WRITTEN PROBLEM:
Check each line of the listing, and copy it if it contains the word "confidence".

RECORDS FOR PROCESSING:
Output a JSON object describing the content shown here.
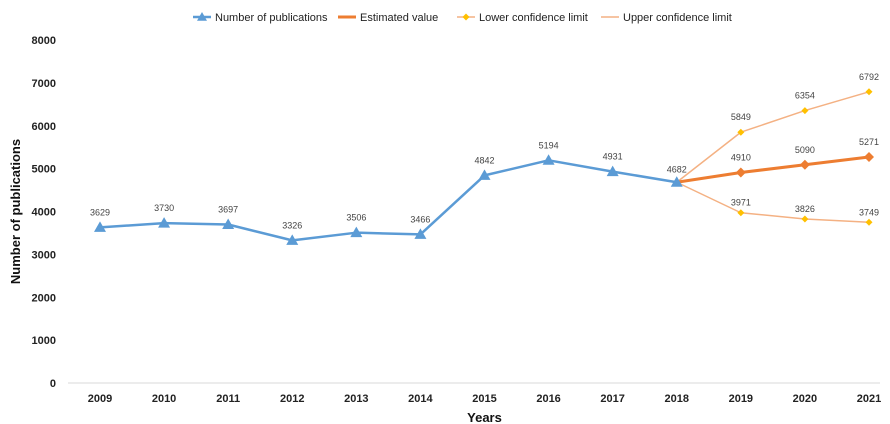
{
  "chart_data": {
    "type": "line",
    "xlabel": "Years",
    "ylabel": "Number of publications",
    "ylim": [
      0,
      8000
    ],
    "y_ticks": [
      0,
      1000,
      2000,
      3000,
      4000,
      5000,
      6000,
      7000,
      8000
    ],
    "x_ticks": [
      "2009",
      "2010",
      "2011",
      "2012",
      "2013",
      "2014",
      "2015",
      "2016",
      "2017",
      "2018",
      "2019",
      "2020",
      "2021"
    ],
    "legend_position": "top-center",
    "grid": false,
    "series": [
      {
        "name": "Number of publications",
        "color": "#5b9bd5",
        "marker": "triangle",
        "points": [
          {
            "x": "2009",
            "y": 3629
          },
          {
            "x": "2010",
            "y": 3730
          },
          {
            "x": "2011",
            "y": 3697
          },
          {
            "x": "2012",
            "y": 3326
          },
          {
            "x": "2013",
            "y": 3506
          },
          {
            "x": "2014",
            "y": 3466
          },
          {
            "x": "2015",
            "y": 4842
          },
          {
            "x": "2016",
            "y": 5194
          },
          {
            "x": "2017",
            "y": 4931
          },
          {
            "x": "2018",
            "y": 4682
          }
        ]
      },
      {
        "name": "Estimated value",
        "color": "#ed7d31",
        "marker": "diamond",
        "points": [
          {
            "x": "2018",
            "y": 4682
          },
          {
            "x": "2019",
            "y": 4910
          },
          {
            "x": "2020",
            "y": 5090
          },
          {
            "x": "2021",
            "y": 5271
          }
        ]
      },
      {
        "name": "Lower confidence limit",
        "color": "#f4b183",
        "marker_color": "#ffc000",
        "marker": "diamond",
        "points": [
          {
            "x": "2018",
            "y": 4682
          },
          {
            "x": "2019",
            "y": 3971
          },
          {
            "x": "2020",
            "y": 3826
          },
          {
            "x": "2021",
            "y": 3749
          }
        ]
      },
      {
        "name": "Upper confidence limit",
        "color": "#f4b183",
        "marker_color": "#ffc000",
        "marker": "diamond",
        "points": [
          {
            "x": "2018",
            "y": 4682
          },
          {
            "x": "2019",
            "y": 5849
          },
          {
            "x": "2020",
            "y": 6354
          },
          {
            "x": "2021",
            "y": 6792
          }
        ]
      }
    ]
  }
}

EXERCISE RESPONSE:
        "name": "Lower confidence limit",
        "name": "Upper confidence limit",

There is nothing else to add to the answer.